Our recent move presented the opportunity to set up a new music system. The difficulty here is that my wife is not keen on large speakers, especially cabinets. " why can't we have something thin" was her refrain. I can't entirely blame her, some of the "best" designs are spectacularly ugly :hot: . It was then I remembered Magnepan's designs, and found some pictures on t'internet for her to look at. Mmmm, not bad came the reply and then all went quiet.

A few weeks later (last weekend) came my birthday. To my overwhelming delight, I was ushered in to see my surprise present - a pair of used but tidy Magnepan SMGa. We plugged in (a very nasty cd-radio "system" bought for $40..). The sound was dull, lifeless and when I turned it up, things rattled. Oh dear 🙁 .

The offending speaker was pulled apart, to reveal that the wires of the mid-bass panel had begun to separate from the membrane.

---*---

> **Instruction A**
Extract everything from "A few weeks" down to "Oh dear 🙁 ." in the speaker post.
> **Instruction B**
List every word or phrase that the speaker post puts inside double quotation marks.

---*---

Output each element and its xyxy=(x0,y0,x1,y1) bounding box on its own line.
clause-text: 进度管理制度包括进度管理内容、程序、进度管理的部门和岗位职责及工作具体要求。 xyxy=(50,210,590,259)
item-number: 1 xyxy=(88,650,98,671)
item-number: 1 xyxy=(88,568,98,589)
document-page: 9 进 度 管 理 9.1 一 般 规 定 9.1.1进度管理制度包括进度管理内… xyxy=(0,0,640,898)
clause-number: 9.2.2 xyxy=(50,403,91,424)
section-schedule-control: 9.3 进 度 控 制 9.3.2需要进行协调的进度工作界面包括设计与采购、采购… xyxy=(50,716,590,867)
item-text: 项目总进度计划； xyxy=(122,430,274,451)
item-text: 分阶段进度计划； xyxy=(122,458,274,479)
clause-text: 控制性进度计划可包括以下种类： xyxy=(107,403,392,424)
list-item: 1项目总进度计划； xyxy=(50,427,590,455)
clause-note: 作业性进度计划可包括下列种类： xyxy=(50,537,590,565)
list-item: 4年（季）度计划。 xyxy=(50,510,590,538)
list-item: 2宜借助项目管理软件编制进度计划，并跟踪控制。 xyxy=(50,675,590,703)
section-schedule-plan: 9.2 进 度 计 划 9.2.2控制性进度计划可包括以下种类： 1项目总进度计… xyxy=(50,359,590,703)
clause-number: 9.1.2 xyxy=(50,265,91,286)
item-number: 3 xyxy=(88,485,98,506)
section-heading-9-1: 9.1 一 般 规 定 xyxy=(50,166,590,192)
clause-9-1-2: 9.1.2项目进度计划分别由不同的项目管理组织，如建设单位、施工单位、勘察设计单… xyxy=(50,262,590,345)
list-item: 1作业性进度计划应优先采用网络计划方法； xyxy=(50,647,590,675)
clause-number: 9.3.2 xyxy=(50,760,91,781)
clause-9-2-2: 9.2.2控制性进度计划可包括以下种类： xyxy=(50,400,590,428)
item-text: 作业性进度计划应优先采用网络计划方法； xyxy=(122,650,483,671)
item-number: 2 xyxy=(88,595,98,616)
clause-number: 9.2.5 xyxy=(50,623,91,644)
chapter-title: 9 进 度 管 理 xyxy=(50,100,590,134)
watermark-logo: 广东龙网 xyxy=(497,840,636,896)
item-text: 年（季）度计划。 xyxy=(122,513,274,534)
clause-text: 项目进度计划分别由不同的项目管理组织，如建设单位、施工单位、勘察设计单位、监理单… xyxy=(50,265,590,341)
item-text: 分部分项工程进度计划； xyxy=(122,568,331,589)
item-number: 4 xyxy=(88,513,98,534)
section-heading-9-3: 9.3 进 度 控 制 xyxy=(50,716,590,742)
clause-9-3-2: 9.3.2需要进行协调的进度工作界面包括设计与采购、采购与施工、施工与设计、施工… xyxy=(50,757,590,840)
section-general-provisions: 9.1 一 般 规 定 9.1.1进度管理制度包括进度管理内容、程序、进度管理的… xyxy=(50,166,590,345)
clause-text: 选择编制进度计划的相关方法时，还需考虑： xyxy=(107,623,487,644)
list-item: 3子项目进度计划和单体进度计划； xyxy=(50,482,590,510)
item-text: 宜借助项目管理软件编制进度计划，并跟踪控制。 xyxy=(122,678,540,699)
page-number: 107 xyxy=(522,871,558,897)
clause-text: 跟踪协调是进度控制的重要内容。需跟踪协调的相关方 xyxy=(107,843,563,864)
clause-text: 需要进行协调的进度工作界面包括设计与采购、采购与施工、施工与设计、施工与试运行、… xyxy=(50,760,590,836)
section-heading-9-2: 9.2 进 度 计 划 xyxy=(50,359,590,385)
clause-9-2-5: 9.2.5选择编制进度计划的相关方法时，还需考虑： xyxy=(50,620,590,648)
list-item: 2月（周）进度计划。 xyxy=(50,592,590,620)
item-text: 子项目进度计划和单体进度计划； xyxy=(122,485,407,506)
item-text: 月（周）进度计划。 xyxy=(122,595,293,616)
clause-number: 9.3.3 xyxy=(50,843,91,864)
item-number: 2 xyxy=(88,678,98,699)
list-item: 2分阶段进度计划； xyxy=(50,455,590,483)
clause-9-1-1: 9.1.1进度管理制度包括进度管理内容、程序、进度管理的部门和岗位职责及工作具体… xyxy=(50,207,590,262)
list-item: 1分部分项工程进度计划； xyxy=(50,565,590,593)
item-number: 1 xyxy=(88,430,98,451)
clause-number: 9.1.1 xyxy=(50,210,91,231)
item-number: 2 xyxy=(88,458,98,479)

---*---

> **Expected output A**
A few weeks later (last weekend) came my birthday. To my overwhelming delight, I was ushered in to see my surprise present - a pair of used but tidy Magnepan SMGa. We plugged in (a very nasty cd-radio "system" bought for $40..). The sound was dull, lifeless and when I turned it up, things rattled. Oh dear 🙁 .

> **Expected output B**
- why can't we have something thin
- best
- system